▶ **DATASET ENTRIES**

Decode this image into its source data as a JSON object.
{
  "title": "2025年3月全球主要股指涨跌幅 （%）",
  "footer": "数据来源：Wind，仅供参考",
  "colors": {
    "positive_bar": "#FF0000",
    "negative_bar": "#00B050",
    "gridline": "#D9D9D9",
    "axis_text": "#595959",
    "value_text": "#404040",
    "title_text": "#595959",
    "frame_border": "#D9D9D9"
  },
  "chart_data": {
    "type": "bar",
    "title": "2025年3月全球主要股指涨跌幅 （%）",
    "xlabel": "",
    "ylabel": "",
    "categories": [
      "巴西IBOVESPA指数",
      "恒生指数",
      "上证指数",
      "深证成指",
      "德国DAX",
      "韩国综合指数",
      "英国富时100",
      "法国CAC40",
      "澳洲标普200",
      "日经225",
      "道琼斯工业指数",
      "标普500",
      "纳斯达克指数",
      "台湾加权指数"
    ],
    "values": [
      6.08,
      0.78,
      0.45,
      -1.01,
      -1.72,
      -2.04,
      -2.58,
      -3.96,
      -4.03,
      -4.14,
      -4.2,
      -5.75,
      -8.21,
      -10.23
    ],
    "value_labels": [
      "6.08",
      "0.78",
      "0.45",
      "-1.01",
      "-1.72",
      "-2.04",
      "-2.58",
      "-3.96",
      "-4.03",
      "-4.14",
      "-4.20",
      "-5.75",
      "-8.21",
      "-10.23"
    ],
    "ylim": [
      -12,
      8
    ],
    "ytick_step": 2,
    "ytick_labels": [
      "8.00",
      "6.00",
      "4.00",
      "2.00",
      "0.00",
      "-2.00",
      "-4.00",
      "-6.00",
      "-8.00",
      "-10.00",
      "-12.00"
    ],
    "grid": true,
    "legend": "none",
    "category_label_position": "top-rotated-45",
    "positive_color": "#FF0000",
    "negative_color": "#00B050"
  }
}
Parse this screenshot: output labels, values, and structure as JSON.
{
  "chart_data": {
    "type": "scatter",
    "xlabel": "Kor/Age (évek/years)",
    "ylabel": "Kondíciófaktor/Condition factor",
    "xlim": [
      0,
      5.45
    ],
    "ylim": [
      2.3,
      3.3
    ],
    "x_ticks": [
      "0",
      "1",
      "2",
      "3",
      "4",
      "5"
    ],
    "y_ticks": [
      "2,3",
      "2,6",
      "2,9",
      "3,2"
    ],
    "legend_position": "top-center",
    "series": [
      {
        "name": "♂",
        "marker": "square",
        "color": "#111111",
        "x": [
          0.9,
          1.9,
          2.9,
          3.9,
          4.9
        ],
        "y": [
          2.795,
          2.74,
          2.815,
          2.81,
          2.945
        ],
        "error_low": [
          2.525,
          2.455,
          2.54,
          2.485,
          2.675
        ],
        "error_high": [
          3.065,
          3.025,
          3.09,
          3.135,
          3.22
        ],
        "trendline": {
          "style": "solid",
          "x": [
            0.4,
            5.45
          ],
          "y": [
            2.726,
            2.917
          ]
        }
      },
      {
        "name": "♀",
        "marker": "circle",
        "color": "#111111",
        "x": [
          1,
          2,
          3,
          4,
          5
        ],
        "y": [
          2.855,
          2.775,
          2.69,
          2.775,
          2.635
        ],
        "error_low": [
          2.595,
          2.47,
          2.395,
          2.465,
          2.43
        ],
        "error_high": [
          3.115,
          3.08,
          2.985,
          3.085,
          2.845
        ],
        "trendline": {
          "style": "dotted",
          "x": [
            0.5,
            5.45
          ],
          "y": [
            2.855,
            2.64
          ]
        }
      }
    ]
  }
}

▶ **AIM**
Find the word "JSON" in the entries, and copy every line it shows up in.

▶ **FINAL RESULT**
Decode this image into its source data as a JSON object.
Parse this screenshot: output labels, values, and structure as JSON.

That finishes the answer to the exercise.